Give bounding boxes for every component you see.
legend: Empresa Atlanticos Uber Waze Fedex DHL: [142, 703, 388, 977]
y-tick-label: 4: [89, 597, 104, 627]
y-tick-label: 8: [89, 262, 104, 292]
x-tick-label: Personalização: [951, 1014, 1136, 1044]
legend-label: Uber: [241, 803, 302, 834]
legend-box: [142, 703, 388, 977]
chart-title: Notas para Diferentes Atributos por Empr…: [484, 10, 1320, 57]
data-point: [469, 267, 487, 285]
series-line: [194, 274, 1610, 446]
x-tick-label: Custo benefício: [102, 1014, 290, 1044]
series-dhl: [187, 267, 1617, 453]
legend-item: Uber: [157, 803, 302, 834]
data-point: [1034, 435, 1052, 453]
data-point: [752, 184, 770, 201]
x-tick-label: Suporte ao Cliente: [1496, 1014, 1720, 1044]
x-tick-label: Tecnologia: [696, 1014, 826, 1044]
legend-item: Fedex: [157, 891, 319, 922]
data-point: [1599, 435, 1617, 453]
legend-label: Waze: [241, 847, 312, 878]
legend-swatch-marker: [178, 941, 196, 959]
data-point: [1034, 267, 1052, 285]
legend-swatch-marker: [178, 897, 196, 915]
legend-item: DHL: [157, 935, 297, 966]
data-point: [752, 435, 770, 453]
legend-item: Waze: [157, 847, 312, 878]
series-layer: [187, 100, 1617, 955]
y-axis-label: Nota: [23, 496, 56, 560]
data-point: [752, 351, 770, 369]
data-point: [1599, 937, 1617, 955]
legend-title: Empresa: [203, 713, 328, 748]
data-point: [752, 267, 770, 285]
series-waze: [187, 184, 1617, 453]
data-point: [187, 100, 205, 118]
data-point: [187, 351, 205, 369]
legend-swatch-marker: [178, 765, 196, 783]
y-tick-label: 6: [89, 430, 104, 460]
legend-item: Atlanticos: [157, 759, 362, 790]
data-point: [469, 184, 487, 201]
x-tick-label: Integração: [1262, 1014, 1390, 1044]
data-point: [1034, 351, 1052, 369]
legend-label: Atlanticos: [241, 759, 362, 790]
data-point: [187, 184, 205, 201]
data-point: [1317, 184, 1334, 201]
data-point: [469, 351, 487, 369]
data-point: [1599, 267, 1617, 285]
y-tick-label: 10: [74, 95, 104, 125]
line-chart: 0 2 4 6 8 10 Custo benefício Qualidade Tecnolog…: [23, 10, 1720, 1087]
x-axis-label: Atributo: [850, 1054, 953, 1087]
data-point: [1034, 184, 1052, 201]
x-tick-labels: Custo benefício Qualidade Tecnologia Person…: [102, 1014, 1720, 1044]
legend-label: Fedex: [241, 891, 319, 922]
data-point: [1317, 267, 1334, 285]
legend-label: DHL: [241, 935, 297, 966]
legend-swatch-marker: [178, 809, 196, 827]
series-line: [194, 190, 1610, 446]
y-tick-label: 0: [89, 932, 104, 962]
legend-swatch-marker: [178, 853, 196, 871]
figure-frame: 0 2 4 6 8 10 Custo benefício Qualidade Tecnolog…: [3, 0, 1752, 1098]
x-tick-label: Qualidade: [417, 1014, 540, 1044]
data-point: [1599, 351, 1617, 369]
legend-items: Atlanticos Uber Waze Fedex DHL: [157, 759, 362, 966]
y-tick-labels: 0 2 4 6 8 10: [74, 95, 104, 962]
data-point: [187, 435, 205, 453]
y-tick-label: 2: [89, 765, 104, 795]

※ ※ ※

REQUIRED TASK
Write out the records above again, line for line, with no changes.

ANSWER TO THIS EXERCISE
Give bounding boxes for every component you see.
legend: Empresa Atlanticos Uber Waze Fedex DHL: [142, 703, 388, 977]
y-tick-label: 4: [89, 597, 104, 627]
y-tick-label: 8: [89, 262, 104, 292]
x-tick-label: Personalização: [951, 1014, 1136, 1044]
legend-label: Uber: [241, 803, 302, 834]
legend-box: [142, 703, 388, 977]
chart-title: Notas para Diferentes Atributos por Empr…: [484, 10, 1320, 57]
data-point: [469, 267, 487, 285]
series-line: [194, 274, 1610, 446]
x-tick-label: Custo benefício: [102, 1014, 290, 1044]
series-dhl: [187, 267, 1617, 453]
legend-item: Uber: [157, 803, 302, 834]
data-point: [1034, 435, 1052, 453]
data-point: [752, 184, 770, 201]
x-tick-label: Suporte ao Cliente: [1496, 1014, 1720, 1044]
x-tick-label: Tecnologia: [696, 1014, 826, 1044]
legend-item: Fedex: [157, 891, 319, 922]
data-point: [1599, 435, 1617, 453]
legend-label: Waze: [241, 847, 312, 878]
legend-swatch-marker: [178, 941, 196, 959]
data-point: [1034, 267, 1052, 285]
legend-swatch-marker: [178, 897, 196, 915]
legend-item: DHL: [157, 935, 297, 966]
data-point: [752, 435, 770, 453]
legend-item: Waze: [157, 847, 312, 878]
series-layer: [187, 100, 1617, 955]
y-axis-label: Nota: [23, 496, 56, 560]
data-point: [752, 351, 770, 369]
data-point: [1599, 937, 1617, 955]
legend-title: Empresa: [203, 713, 328, 748]
data-point: [752, 267, 770, 285]
series-waze: [187, 184, 1617, 453]
data-point: [187, 100, 205, 118]
data-point: [187, 351, 205, 369]
legend-swatch-marker: [178, 765, 196, 783]
y-tick-label: 6: [89, 430, 104, 460]
legend-item: Atlanticos: [157, 759, 362, 790]
data-point: [469, 184, 487, 201]
x-tick-label: Integração: [1262, 1014, 1390, 1044]
data-point: [1034, 351, 1052, 369]
legend-label: Atlanticos: [241, 759, 362, 790]
data-point: [187, 184, 205, 201]
data-point: [1317, 184, 1334, 201]
data-point: [469, 351, 487, 369]
data-point: [1599, 267, 1617, 285]
y-tick-label: 10: [74, 95, 104, 125]
line-chart: 0 2 4 6 8 10 Custo benefício Qualidade Tecnolog…: [23, 10, 1720, 1087]
x-axis-label: Atributo: [850, 1054, 953, 1087]
data-point: [1034, 184, 1052, 201]
x-tick-labels: Custo benefício Qualidade Tecnologia Person…: [102, 1014, 1720, 1044]
legend-label: Fedex: [241, 891, 319, 922]
data-point: [1317, 267, 1334, 285]
legend-label: DHL: [241, 935, 297, 966]
legend-swatch-marker: [178, 809, 196, 827]
series-line: [194, 190, 1610, 446]
y-tick-label: 0: [89, 932, 104, 962]
legend-swatch-marker: [178, 853, 196, 871]
figure-frame: 0 2 4 6 8 10 Custo benefício Qualidade Tecnolog…: [3, 0, 1752, 1098]
x-tick-label: Qualidade: [417, 1014, 540, 1044]
data-point: [1599, 351, 1617, 369]
legend-items: Atlanticos Uber Waze Fedex DHL: [157, 759, 362, 966]
y-tick-labels: 0 2 4 6 8 10: [74, 95, 104, 962]
data-point: [187, 435, 205, 453]
y-tick-label: 2: [89, 765, 104, 795]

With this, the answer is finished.